### TRECHO DO TEXTO:
Em que pese as incertezas naturalmente envolvidas em um estudo que busque estimar a evolução do setor nos próximos 30 anos, não nos parece haver dúvidas de que a concessão em blocos dos aeroportos da Infraero é uma alternativa socialmente e economicamente superior à operação desses ativos por uma empresa pública.

Numa época em que o Estado enfrenta dificuldades fiscais consideráveis e a população reclama serviços de melhor qualidade, é necessário avançar em soluções que promovam a melhoria das condições de desenvolvimento do país e gerem recursos para o enfrentamento dos grandes desafios que temos pela frente.

 

________________

1 Por conservadorismo, não foi considerado na modelagem financeira dos blocos ganhos de escala de custos administrativos com a concessão conjunta de aeroportos. No entanto, a modelagem captura ganhos tributários da apuração agregada de impostos sobre a renda.

### LINHAS EXTRAÍDAS:
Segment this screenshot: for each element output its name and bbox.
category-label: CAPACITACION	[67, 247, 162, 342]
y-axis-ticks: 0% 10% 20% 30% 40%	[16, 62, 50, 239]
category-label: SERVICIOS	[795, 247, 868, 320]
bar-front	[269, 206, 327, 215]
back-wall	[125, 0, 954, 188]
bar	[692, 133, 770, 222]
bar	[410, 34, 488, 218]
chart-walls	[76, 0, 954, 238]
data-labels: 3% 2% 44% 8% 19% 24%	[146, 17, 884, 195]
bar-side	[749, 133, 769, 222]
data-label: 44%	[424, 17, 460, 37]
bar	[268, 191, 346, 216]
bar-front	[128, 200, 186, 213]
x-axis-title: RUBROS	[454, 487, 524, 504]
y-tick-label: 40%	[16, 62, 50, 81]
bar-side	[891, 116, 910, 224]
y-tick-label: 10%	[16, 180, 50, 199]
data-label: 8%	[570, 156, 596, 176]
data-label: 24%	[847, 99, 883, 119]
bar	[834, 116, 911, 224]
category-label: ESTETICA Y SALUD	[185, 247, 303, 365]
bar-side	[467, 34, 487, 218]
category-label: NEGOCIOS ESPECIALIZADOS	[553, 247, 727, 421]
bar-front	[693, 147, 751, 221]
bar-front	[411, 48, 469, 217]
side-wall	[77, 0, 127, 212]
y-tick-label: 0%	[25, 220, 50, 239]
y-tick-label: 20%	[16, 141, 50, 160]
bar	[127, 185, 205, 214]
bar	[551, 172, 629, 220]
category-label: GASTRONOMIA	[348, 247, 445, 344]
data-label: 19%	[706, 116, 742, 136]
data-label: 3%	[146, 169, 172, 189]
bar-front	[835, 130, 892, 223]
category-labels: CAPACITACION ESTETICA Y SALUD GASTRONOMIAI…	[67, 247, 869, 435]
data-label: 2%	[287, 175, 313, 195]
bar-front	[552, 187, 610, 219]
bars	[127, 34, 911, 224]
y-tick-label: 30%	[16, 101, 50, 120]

### INSTRUÇÕES DAS TAREFAS:
#1 Reescreva a passagem do texto sobre a concessão dos aeroportos da Infraero que se inicia com as palavras "Numa época em" e termina após "temos pela frente.". Substitua "dificuldades fiscais" por "restrições orçamentárias".
#2 Dê prosseguimento ao texto sobre a concessão dos aeroportos da Infraero, partindo do ponto em que ele termina.

### RESULTADOS DO EXERCÍCIO:
#1
Numa época em que o Estado enfrenta restrições orçamentárias consideráveis e a população reclama serviços de melhor qualidade, é necessário avançar em soluções que promovam a melhoria das condições de desenvolvimento do país e gerem recursos para o enfrentamento dos grandes desafios que temos pela frente.

#2
2 Disponível em: http://www.iata.org/publications/store/Pages/airport-development-reference-manual.aspx

3 Por conservadorismo, não foram considerados possíveis benefícios tributários, como isenções em impostos sobre a renda reconhecidas pela SUDENE e SUDAM, e tampouco isenções relativas ao PIS e Cofins concedidos no âmbito do REIDI.

4 Aeroportos em processo de concessão, com leilão agendado para dia 16 de março de 2017. Estudos de Viabilidade disponíveis em: http://www.aviacao.gov.br/assuntos/concessoes-de-aeroportos/novas-concessoes/pmi

5 Cabe destacar que a forma como a outorga será paga influencia no montante da própria outorga. Caso se pague 100% à vista, a outorga será equivalente ao próprio VPL do projeto. Na modelagem de blocos simulada, adotamos o perfil de pagamento semelhante ao utilizado na concessão dos aeroportos de Salvador, Porto Alegre, Fortaleza e Florianópolis: 25% à vista, 5 anos de carência e outorga e pagamentos anuais até o final da concessão.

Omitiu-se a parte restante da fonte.